## TASK STATEMENT
Reproduce the entire text below on astronauts educated at the United States Military Academy, word for word and with no changes.

## SOURCE TEXT
= List of astronauts educated at the United States Military Academy =

Buzz Aldrin

The United States Military Academy (USMA) is an undergraduate college in West Point, New York that educates and commissions officers for the United States Army. Twenty-one graduates of the Military Academy have been selected for astronaut training by the National Aeronautics and Space Administration (NASA), the third most out of any college in the United States. The first alumnus to graduate and go on to become an astronaut was Frank Borman, class of 1950. As of August 2022, the most recent alumnus to become an astronaut was Anne McClain, class of 2002. Five alumni were part of Project Gemini, six part of the Apollo program, two have walked on the Moon, and twelve were part of the Space Shuttle program.

==Astronauts==
Note: "Class year" refers to the alumni's class year, which usually is the same year they graduated. However, in times of war, classes often graduate early.

Saved entries
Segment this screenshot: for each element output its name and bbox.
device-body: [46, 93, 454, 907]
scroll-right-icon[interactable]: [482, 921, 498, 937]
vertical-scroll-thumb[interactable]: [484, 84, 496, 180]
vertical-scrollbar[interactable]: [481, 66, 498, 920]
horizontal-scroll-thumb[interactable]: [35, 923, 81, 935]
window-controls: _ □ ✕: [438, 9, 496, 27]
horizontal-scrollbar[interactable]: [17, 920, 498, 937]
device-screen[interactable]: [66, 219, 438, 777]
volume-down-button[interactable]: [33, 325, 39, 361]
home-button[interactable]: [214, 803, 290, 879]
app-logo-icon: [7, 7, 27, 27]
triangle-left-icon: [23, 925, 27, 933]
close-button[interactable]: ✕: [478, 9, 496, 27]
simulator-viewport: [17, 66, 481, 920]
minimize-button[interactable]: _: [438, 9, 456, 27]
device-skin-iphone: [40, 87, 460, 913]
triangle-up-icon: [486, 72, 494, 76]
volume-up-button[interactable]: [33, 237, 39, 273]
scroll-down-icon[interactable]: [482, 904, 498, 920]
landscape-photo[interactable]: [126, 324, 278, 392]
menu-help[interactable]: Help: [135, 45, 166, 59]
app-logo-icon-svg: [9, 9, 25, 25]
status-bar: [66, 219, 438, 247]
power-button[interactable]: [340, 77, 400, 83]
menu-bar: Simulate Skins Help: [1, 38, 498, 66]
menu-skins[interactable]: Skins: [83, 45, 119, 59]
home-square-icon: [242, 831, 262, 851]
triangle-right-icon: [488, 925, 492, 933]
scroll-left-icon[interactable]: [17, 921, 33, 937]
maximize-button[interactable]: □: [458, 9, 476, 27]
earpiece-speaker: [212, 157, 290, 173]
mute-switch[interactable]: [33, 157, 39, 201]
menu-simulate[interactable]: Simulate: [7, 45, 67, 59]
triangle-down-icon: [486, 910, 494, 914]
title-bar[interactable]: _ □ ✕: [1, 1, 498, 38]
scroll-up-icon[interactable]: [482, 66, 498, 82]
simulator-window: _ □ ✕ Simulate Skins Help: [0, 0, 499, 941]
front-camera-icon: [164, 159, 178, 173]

## WRITTEN ANSWER
= List of astronauts educated at the United States Military Academy =

Buzz Aldrin

The United States Military Academy (USMA) is an undergraduate college in West Point, New York that educates and commissions officers for the United States Army. Twenty-one graduates of the Military Academy have been selected for astronaut training by the National Aeronautics and Space Administration (NASA), the third most out of any college in the United States. The first alumnus to graduate and go on to become an astronaut was Frank Borman, class of 1950. As of August 2022, the most recent alumnus to become an astronaut was Anne McClain, class of 2002. Five alumni were part of Project Gemini, six part of the Apollo program, two have walked on the Moon, and twelve were part of the Space Shuttle program.

==Astronauts==
Note: "Class year" refers to the alumni's class year, which usually is the same year they graduated. However, in times of war, classes often graduate early.